== Your goal ==
Copy each line of the entries beneath that contains the word "text".

═════ Data ═════

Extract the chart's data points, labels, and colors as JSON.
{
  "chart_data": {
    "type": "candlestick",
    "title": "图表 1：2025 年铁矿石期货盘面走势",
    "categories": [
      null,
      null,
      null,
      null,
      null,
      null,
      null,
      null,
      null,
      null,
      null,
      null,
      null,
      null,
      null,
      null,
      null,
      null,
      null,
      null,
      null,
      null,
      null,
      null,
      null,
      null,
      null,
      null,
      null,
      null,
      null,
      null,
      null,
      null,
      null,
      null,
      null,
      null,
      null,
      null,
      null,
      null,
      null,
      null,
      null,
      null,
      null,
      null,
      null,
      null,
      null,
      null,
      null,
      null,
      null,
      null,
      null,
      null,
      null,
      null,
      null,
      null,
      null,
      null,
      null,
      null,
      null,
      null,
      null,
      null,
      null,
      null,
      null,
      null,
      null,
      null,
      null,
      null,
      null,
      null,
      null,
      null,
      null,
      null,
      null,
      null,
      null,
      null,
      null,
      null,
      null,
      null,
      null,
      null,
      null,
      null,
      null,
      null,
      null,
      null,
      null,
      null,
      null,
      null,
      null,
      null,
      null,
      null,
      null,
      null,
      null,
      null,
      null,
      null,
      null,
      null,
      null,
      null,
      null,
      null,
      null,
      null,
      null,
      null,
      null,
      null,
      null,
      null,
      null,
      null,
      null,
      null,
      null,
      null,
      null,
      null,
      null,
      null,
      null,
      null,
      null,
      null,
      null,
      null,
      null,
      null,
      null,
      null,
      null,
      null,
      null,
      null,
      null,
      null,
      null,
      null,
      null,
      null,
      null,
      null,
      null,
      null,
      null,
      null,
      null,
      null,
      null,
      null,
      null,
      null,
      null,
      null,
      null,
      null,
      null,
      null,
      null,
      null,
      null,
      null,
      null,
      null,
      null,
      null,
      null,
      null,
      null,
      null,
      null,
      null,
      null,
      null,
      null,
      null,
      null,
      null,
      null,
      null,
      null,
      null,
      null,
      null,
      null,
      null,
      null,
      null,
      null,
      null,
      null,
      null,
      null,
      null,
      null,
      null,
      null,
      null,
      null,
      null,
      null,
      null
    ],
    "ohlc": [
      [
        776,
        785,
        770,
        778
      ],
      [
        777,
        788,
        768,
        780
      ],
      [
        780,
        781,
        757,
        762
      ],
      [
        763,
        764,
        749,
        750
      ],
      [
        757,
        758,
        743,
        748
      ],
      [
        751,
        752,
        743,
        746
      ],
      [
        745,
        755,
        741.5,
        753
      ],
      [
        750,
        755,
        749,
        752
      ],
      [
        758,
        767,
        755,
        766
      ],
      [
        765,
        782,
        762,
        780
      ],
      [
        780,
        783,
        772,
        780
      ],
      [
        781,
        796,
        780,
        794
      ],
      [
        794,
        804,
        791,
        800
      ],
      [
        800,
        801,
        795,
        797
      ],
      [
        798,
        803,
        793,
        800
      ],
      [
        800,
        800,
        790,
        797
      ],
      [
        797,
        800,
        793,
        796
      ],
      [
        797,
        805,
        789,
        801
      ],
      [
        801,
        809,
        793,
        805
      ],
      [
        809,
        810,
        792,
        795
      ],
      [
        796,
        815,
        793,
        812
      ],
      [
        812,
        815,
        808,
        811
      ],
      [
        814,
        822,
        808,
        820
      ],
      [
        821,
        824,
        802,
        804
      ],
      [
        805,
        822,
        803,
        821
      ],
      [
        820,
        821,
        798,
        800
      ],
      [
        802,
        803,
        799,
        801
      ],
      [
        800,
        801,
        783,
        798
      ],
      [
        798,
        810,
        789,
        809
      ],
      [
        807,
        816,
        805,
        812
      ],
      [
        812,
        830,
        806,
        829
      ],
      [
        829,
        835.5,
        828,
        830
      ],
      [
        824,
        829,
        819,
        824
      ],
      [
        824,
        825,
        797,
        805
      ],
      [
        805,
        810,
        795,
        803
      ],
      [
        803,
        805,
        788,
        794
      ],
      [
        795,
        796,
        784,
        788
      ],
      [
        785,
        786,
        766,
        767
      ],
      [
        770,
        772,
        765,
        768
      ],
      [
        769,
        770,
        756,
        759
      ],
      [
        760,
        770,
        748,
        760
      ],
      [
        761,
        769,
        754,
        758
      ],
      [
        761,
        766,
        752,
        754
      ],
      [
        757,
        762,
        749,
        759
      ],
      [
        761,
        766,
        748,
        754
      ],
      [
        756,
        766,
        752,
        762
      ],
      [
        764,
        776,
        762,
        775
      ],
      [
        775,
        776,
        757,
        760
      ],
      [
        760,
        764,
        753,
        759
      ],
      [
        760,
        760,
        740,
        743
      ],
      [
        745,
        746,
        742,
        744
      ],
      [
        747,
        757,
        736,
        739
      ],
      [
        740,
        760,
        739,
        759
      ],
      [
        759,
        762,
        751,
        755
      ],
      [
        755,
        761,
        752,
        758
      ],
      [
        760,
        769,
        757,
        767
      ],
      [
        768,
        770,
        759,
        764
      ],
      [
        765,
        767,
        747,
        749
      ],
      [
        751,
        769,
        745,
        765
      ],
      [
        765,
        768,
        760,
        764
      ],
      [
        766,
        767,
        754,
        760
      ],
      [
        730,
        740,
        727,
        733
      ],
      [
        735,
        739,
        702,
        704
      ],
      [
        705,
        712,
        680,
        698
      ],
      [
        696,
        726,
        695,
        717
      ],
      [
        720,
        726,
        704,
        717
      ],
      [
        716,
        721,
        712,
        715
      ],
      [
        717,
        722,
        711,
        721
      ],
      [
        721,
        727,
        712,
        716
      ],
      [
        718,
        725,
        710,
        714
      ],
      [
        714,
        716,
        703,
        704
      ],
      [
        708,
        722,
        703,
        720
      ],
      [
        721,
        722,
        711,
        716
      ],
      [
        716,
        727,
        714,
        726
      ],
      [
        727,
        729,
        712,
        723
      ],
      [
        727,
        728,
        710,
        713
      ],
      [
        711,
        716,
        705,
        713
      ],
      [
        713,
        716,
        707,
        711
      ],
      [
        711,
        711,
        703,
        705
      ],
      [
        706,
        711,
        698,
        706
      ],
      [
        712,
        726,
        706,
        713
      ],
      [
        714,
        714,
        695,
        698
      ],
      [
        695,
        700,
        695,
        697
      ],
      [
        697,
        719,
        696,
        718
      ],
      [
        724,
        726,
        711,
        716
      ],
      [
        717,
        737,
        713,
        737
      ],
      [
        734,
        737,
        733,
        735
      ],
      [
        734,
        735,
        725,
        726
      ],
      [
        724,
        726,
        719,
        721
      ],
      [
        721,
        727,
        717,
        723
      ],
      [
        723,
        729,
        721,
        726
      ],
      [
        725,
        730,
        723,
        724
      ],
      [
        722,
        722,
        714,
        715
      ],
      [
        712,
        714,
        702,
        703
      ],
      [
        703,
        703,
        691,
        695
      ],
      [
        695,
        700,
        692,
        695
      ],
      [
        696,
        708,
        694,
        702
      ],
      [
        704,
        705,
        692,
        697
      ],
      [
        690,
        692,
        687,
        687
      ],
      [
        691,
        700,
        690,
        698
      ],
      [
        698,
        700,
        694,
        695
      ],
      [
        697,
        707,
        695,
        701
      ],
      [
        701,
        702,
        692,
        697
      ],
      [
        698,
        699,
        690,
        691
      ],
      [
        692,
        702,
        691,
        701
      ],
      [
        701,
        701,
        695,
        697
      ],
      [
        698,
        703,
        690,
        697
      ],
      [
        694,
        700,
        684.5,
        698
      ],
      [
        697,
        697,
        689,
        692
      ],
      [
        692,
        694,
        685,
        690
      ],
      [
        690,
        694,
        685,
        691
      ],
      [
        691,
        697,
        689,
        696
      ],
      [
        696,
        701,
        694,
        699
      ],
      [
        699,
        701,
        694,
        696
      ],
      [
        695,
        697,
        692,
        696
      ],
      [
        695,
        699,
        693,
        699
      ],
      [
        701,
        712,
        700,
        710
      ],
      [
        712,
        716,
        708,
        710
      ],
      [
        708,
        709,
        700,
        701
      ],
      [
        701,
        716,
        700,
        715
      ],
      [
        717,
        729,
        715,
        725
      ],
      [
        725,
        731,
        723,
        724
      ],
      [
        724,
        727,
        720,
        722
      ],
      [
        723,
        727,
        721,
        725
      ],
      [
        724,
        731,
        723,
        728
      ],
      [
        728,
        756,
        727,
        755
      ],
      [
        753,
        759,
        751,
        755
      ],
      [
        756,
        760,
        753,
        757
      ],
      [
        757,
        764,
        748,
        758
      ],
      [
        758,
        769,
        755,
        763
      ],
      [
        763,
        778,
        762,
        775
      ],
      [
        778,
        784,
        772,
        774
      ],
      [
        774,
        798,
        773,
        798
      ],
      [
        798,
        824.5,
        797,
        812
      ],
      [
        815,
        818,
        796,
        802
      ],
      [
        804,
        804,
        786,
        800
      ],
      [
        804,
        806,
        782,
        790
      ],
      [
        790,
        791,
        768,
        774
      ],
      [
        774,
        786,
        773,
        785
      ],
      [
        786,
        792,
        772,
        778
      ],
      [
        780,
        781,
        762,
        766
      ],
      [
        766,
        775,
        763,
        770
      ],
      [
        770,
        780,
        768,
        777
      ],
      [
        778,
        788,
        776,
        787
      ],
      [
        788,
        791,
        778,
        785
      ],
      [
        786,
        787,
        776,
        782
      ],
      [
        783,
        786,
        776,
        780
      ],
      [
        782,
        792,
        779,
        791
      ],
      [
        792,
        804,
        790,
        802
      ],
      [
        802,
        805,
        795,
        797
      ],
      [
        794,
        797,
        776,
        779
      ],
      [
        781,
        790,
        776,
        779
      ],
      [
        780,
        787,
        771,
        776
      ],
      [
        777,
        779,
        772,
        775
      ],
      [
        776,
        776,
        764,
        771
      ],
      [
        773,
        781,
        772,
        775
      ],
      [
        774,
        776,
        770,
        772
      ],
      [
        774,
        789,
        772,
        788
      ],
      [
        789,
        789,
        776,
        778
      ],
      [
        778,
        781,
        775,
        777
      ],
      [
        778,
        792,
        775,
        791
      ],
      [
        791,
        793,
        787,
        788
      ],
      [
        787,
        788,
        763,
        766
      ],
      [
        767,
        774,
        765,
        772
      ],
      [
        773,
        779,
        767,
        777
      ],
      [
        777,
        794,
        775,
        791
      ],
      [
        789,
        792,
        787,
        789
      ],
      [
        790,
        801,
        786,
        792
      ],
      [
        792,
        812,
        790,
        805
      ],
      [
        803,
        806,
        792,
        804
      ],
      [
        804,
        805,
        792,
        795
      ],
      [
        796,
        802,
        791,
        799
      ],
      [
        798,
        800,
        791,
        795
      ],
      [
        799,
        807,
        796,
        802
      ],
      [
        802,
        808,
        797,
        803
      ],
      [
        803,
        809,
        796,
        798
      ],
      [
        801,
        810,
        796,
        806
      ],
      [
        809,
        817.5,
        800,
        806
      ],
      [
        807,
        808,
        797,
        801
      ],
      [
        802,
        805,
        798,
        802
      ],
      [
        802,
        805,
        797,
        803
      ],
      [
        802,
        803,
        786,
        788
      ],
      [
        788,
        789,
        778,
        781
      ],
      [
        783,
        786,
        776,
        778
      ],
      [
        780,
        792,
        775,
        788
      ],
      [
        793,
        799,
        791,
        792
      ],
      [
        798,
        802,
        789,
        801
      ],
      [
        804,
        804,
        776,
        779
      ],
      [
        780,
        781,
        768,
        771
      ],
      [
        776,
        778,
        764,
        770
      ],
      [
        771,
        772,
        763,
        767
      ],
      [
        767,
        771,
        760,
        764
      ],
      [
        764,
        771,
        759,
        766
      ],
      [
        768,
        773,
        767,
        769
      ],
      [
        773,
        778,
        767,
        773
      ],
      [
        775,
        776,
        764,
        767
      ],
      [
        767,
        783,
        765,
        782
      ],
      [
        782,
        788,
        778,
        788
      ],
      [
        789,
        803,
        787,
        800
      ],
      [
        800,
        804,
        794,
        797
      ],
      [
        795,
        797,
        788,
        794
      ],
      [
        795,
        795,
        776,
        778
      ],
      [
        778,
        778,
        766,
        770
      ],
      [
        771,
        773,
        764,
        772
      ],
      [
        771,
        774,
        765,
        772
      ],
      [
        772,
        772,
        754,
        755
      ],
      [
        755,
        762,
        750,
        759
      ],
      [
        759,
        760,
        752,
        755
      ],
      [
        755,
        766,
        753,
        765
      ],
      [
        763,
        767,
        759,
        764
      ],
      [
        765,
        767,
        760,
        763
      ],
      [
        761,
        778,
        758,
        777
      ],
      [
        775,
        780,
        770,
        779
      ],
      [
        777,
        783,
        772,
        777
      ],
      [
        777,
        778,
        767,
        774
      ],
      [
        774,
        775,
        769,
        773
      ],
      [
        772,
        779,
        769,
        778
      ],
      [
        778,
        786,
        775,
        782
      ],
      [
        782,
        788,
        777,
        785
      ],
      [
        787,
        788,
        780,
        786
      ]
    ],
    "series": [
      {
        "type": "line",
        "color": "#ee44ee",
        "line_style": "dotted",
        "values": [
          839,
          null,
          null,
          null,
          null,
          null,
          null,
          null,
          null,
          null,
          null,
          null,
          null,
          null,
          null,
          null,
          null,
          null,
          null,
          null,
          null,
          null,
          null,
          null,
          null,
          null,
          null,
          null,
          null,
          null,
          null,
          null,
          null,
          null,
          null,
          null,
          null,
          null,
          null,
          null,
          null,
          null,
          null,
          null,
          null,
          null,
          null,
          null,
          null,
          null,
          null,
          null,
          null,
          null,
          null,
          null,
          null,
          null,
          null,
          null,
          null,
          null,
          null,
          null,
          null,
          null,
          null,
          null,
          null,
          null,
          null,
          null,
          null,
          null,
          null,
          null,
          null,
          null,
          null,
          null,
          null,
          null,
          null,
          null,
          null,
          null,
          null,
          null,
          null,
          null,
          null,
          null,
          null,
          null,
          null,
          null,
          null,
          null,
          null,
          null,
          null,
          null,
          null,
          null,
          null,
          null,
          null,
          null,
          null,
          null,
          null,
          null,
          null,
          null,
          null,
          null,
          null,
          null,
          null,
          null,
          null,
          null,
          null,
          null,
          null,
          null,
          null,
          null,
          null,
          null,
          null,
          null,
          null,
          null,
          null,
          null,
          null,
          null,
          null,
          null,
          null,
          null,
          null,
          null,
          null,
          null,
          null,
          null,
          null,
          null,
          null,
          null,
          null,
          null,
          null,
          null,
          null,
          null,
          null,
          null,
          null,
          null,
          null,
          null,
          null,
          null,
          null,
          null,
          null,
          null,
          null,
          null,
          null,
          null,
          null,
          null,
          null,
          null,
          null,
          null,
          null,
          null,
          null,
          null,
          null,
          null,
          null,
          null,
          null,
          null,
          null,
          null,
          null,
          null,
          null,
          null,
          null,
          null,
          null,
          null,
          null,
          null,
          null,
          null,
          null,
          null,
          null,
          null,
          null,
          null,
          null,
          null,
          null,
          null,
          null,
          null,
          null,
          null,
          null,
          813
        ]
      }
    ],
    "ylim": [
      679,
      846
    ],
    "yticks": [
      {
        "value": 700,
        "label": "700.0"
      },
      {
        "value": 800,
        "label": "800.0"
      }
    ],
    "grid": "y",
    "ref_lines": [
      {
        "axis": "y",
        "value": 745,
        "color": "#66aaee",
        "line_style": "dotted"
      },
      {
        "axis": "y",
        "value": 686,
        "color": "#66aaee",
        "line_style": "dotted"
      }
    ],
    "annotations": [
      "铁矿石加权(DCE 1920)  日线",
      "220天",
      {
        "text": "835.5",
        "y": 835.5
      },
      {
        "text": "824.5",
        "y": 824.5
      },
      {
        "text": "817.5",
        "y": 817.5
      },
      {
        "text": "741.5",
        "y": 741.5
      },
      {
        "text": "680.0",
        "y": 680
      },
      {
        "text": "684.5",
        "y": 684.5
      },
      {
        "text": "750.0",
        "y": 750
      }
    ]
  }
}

═════

== Answer to the task ==
        "text": "835.5",
        "text": "824.5",
        "text": "817.5",
        "text": "741.5",
        "text": "680.0",
        "text": "684.5",
        "text": "750.0",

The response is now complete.